[Your objective]
Check each line of the listing for the string "若按专业类型进行分层随机抽样", count the lines that have it, and answer with that number only.

[Records for processing]
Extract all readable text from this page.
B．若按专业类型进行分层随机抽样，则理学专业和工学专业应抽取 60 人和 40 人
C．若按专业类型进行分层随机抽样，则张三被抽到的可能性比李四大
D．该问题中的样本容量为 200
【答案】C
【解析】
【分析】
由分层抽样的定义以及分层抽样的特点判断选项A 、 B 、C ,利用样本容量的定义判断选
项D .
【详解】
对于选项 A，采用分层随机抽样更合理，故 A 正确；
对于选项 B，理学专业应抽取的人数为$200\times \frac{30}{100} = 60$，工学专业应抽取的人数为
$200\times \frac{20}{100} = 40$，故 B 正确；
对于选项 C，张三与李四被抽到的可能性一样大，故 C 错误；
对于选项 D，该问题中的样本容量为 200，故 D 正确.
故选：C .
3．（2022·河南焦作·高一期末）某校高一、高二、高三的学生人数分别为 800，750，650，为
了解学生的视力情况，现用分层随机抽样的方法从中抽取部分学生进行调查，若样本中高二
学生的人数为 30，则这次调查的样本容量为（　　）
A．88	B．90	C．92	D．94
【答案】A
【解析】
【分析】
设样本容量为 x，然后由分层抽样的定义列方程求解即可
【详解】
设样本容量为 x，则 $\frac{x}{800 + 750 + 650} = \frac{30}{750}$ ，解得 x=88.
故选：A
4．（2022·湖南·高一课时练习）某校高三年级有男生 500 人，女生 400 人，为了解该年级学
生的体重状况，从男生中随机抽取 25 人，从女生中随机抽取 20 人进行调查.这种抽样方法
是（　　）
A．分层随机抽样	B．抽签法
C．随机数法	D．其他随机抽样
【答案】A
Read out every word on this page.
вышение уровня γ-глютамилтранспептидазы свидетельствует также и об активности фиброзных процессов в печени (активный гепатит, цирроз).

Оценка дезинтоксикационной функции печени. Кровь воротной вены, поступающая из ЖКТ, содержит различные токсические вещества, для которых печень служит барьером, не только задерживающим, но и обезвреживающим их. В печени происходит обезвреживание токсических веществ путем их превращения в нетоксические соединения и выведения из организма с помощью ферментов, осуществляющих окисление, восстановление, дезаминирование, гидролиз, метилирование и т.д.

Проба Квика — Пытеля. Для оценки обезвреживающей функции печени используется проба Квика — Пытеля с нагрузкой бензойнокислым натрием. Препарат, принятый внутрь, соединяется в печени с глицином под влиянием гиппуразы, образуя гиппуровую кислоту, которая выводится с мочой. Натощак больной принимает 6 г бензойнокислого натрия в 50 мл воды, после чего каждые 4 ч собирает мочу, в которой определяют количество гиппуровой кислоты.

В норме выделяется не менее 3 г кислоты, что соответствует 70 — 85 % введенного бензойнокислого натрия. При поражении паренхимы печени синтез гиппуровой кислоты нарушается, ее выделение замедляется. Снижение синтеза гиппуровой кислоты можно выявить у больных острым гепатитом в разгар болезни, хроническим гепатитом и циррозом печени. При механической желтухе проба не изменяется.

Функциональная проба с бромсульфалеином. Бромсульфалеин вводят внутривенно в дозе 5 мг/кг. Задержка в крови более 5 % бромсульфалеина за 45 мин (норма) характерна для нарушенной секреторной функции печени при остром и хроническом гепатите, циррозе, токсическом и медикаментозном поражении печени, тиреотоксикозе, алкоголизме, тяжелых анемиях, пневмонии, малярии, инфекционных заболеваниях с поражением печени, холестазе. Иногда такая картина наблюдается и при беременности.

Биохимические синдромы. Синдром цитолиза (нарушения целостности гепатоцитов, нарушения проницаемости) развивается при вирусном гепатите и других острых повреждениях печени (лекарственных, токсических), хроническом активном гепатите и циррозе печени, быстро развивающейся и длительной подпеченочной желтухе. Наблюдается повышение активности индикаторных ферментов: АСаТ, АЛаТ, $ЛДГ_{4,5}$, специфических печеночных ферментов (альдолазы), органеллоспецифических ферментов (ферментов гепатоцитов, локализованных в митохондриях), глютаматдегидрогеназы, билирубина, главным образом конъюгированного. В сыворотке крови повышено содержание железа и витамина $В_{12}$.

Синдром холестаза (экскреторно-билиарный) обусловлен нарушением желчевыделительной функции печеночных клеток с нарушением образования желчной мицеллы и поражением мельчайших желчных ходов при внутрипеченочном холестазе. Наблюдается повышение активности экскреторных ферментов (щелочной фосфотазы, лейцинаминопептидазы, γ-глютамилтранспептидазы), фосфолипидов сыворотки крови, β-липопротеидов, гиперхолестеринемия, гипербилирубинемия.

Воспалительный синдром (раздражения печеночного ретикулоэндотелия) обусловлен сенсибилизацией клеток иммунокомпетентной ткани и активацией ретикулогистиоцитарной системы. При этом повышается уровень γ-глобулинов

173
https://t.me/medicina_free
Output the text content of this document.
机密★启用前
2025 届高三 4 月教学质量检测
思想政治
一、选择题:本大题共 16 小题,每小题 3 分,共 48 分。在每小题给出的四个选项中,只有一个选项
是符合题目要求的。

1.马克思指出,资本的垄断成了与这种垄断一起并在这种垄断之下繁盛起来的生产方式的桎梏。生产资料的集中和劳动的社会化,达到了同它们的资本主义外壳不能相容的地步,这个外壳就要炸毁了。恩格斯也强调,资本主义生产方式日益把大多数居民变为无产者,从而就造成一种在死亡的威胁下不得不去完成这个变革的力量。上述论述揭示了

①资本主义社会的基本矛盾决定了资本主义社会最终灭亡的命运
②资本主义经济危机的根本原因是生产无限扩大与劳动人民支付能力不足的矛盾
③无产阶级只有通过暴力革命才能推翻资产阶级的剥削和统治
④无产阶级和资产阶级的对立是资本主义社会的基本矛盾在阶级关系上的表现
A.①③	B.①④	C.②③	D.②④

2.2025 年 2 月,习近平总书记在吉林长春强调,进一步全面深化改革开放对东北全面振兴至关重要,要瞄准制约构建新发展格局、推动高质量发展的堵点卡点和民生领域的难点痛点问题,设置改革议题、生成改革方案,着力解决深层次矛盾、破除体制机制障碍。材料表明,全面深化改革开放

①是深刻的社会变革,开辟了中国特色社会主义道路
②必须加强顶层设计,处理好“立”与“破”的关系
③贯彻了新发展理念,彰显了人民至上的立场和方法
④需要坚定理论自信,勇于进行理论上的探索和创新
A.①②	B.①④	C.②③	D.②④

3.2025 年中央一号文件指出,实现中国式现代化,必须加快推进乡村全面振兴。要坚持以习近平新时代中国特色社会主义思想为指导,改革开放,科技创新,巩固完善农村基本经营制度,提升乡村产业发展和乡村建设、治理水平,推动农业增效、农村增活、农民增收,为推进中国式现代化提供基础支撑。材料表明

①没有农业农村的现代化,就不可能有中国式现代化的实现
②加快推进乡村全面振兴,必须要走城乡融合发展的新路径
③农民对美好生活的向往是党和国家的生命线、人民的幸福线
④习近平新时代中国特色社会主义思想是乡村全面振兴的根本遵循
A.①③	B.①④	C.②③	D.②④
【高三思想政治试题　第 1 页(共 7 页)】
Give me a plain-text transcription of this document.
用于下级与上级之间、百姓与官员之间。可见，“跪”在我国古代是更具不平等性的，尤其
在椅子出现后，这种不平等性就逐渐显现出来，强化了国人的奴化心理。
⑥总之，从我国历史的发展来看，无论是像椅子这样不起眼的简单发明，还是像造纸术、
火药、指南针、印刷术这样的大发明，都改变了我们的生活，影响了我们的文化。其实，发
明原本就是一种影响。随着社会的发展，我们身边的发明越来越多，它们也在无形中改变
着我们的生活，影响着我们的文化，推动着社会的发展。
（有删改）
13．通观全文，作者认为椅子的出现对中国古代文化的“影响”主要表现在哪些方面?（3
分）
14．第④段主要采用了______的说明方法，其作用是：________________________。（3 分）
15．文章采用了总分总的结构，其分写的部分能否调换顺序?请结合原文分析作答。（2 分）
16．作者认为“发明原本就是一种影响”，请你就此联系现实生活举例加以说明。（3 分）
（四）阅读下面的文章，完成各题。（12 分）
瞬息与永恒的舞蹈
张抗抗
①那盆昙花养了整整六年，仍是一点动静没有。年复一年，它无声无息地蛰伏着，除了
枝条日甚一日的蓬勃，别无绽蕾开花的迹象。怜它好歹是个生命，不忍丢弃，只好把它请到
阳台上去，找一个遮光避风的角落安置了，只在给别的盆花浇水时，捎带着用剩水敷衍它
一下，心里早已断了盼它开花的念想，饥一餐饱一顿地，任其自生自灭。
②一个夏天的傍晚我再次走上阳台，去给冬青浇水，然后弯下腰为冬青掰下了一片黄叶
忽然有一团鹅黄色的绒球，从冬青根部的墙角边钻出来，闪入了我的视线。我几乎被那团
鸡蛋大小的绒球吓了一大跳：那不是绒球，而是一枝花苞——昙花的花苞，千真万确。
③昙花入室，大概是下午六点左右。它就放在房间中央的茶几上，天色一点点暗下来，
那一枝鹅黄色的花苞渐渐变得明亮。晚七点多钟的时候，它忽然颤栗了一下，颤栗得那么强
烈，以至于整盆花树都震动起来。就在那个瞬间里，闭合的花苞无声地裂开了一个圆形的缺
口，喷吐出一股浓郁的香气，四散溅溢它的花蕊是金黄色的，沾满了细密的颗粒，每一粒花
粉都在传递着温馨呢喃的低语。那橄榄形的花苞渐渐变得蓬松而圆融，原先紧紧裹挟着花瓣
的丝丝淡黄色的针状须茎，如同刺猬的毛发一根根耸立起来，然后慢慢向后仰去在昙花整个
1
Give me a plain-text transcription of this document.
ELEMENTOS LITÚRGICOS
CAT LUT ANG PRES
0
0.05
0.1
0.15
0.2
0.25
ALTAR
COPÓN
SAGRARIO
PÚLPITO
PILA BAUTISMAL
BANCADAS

[Answer to the task]
2